Exactly repeat the full listing that follows.

**Records for this exercise**.
[start]

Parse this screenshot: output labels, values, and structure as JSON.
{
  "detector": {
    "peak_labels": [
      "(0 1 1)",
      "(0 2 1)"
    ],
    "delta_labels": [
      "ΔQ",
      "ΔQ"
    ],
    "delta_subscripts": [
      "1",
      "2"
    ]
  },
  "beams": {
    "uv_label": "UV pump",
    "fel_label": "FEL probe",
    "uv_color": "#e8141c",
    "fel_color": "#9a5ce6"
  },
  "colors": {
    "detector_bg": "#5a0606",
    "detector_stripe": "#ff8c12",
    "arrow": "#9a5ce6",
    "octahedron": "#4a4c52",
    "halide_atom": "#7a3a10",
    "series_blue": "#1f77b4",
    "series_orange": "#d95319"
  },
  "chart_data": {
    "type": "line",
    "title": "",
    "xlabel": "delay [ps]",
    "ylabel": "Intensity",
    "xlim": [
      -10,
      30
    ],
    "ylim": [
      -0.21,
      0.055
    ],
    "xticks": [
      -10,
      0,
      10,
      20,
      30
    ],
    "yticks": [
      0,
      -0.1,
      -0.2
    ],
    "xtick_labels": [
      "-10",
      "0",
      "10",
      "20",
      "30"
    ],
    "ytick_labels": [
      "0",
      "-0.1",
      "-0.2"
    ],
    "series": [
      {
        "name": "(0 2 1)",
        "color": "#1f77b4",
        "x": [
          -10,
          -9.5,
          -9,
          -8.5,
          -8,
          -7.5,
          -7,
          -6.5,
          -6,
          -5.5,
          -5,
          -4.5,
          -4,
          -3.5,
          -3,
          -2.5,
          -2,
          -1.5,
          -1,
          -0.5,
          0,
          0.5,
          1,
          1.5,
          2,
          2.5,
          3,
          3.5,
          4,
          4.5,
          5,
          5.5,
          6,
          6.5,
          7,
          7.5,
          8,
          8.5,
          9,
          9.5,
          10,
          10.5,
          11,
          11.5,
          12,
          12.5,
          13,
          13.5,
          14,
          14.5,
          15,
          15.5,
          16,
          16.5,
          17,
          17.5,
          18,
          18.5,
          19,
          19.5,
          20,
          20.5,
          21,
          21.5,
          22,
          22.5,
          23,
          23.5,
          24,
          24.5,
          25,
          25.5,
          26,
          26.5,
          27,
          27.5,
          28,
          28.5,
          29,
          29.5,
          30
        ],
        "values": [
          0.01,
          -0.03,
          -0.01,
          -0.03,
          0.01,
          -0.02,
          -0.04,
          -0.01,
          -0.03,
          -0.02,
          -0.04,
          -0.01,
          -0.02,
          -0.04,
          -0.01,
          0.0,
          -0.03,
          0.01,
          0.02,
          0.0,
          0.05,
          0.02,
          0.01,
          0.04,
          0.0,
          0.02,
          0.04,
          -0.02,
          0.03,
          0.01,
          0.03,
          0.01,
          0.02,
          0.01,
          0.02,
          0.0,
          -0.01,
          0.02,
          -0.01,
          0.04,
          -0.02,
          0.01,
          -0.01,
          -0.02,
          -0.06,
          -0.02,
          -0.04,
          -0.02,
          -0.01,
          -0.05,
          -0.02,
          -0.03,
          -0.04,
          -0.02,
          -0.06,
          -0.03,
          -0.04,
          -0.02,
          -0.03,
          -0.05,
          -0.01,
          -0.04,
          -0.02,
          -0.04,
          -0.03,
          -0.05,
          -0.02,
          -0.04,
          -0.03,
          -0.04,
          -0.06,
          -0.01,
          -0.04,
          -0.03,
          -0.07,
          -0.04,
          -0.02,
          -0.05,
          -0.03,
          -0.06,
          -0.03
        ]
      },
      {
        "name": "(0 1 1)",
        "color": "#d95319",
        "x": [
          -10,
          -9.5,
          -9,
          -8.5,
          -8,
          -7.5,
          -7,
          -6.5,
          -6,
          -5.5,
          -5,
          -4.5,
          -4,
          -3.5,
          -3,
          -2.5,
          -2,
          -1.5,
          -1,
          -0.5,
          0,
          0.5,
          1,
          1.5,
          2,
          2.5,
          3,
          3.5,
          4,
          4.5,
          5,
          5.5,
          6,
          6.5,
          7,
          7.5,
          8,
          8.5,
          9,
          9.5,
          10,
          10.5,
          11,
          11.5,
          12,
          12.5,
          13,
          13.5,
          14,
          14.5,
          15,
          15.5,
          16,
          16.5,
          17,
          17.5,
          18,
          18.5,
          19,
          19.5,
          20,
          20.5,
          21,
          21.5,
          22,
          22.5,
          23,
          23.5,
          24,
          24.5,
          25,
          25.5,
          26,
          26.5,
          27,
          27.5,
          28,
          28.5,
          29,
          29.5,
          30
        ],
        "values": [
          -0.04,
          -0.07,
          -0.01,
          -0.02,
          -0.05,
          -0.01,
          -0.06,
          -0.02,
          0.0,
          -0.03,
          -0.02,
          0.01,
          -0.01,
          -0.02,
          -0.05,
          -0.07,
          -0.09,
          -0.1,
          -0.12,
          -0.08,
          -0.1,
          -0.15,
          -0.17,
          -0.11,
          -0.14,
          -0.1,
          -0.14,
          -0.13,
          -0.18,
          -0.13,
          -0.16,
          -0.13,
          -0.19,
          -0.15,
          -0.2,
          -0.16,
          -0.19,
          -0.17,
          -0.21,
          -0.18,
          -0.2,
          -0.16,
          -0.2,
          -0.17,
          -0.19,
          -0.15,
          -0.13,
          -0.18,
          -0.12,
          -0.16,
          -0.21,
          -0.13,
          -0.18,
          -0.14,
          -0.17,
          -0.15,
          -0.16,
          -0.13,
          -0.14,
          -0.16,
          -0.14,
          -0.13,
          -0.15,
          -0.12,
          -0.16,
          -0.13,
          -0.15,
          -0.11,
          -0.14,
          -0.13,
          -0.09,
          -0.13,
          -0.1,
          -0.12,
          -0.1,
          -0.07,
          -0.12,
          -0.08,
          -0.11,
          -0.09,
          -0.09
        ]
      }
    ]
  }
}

[end]

**Output of the exercise**.
Parse this screenshot: output labels, values, and structure as JSON.
{
  "detector": {
    "peak_labels": [
      "(0 1 1)",
      "(0 2 1)"
    ],
    "delta_labels": [
      "ΔQ",
      "ΔQ"
    ],
    "delta_subscripts": [
      "1",
      "2"
    ]
  },
  "beams": {
    "uv_label": "UV pump",
    "fel_label": "FEL probe",
    "uv_color": "#e8141c",
    "fel_color": "#9a5ce6"
  },
  "colors": {
    "detector_bg": "#5a0606",
    "detector_stripe": "#ff8c12",
    "arrow": "#9a5ce6",
    "octahedron": "#4a4c52",
    "halide_atom": "#7a3a10",
    "series_blue": "#1f77b4",
    "series_orange": "#d95319"
  },
  "chart_data": {
    "type": "line",
    "title": "",
    "xlabel": "delay [ps]",
    "ylabel": "Intensity",
    "xlim": [
      -10,
      30
    ],
    "ylim": [
      -0.21,
      0.055
    ],
    "xticks": [
      -10,
      0,
      10,
      20,
      30
    ],
    "yticks": [
      0,
      -0.1,
      -0.2
    ],
    "xtick_labels": [
      "-10",
      "0",
      "10",
      "20",
      "30"
    ],
    "ytick_labels": [
      "0",
      "-0.1",
      "-0.2"
    ],
    "series": [
      {
        "name": "(0 2 1)",
        "color": "#1f77b4",
        "x": [
          -10,
          -9.5,
          -9,
          -8.5,
          -8,
          -7.5,
          -7,
          -6.5,
          -6,
          -5.5,
          -5,
          -4.5,
          -4,
          -3.5,
          -3,
          -2.5,
          -2,
          -1.5,
          -1,
          -0.5,
          0,
          0.5,
          1,
          1.5,
          2,
          2.5,
          3,
          3.5,
          4,
          4.5,
          5,
          5.5,
          6,
          6.5,
          7,
          7.5,
          8,
          8.5,
          9,
          9.5,
          10,
          10.5,
          11,
          11.5,
          12,
          12.5,
          13,
          13.5,
          14,
          14.5,
          15,
          15.5,
          16,
          16.5,
          17,
          17.5,
          18,
          18.5,
          19,
          19.5,
          20,
          20.5,
          21,
          21.5,
          22,
          22.5,
          23,
          23.5,
          24,
          24.5,
          25,
          25.5,
          26,
          26.5,
          27,
          27.5,
          28,
          28.5,
          29,
          29.5,
          30
        ],
        "values": [
          0.01,
          -0.03,
          -0.01,
          -0.03,
          0.01,
          -0.02,
          -0.04,
          -0.01,
          -0.03,
          -0.02,
          -0.04,
          -0.01,
          -0.02,
          -0.04,
          -0.01,
          0.0,
          -0.03,
          0.01,
          0.02,
          0.0,
          0.05,
          0.02,
          0.01,
          0.04,
          0.0,
          0.02,
          0.04,
          -0.02,
          0.03,
          0.01,
          0.03,
          0.01,
          0.02,
          0.01,
          0.02,
          0.0,
          -0.01,
          0.02,
          -0.01,
          0.04,
          -0.02,
          0.01,
          -0.01,
          -0.02,
          -0.06,
          -0.02,
          -0.04,
          -0.02,
          -0.01,
          -0.05,
          -0.02,
          -0.03,
          -0.04,
          -0.02,
          -0.06,
          -0.03,
          -0.04,
          -0.02,
          -0.03,
          -0.05,
          -0.01,
          -0.04,
          -0.02,
          -0.04,
          -0.03,
          -0.05,
          -0.02,
          -0.04,
          -0.03,
          -0.04,
          -0.06,
          -0.01,
          -0.04,
          -0.03,
          -0.07,
          -0.04,
          -0.02,
          -0.05,
          -0.03,
          -0.06,
          -0.03
        ]
      },
      {
        "name": "(0 1 1)",
        "color": "#d95319",
        "x": [
          -10,
          -9.5,
          -9,
          -8.5,
          -8,
          -7.5,
          -7,
          -6.5,
          -6,
          -5.5,
          -5,
          -4.5,
          -4,
          -3.5,
          -3,
          -2.5,
          -2,
          -1.5,
          -1,
          -0.5,
          0,
          0.5,
          1,
          1.5,
          2,
          2.5,
          3,
          3.5,
          4,
          4.5,
          5,
          5.5,
          6,
          6.5,
          7,
          7.5,
          8,
          8.5,
          9,
          9.5,
          10,
          10.5,
          11,
          11.5,
          12,
          12.5,
          13,
          13.5,
          14,
          14.5,
          15,
          15.5,
          16,
          16.5,
          17,
          17.5,
          18,
          18.5,
          19,
          19.5,
          20,
          20.5,
          21,
          21.5,
          22,
          22.5,
          23,
          23.5,
          24,
          24.5,
          25,
          25.5,
          26,
          26.5,
          27,
          27.5,
          28,
          28.5,
          29,
          29.5,
          30
        ],
        "values": [
          -0.04,
          -0.07,
          -0.01,
          -0.02,
          -0.05,
          -0.01,
          -0.06,
          -0.02,
          0.0,
          -0.03,
          -0.02,
          0.01,
          -0.01,
          -0.02,
          -0.05,
          -0.07,
          -0.09,
          -0.1,
          -0.12,
          -0.08,
          -0.1,
          -0.15,
          -0.17,
          -0.11,
          -0.14,
          -0.1,
          -0.14,
          -0.13,
          -0.18,
          -0.13,
          -0.16,
          -0.13,
          -0.19,
          -0.15,
          -0.2,
          -0.16,
          -0.19,
          -0.17,
          -0.21,
          -0.18,
          -0.2,
          -0.16,
          -0.2,
          -0.17,
          -0.19,
          -0.15,
          -0.13,
          -0.18,
          -0.12,
          -0.16,
          -0.21,
          -0.13,
          -0.18,
          -0.14,
          -0.17,
          -0.15,
          -0.16,
          -0.13,
          -0.14,
          -0.16,
          -0.14,
          -0.13,
          -0.15,
          -0.12,
          -0.16,
          -0.13,
          -0.15,
          -0.11,
          -0.14,
          -0.13,
          -0.09,
          -0.13,
          -0.1,
          -0.12,
          -0.1,
          -0.07,
          -0.12,
          -0.08,
          -0.11,
          -0.09,
          -0.09
        ]
      }
    ]
  }
}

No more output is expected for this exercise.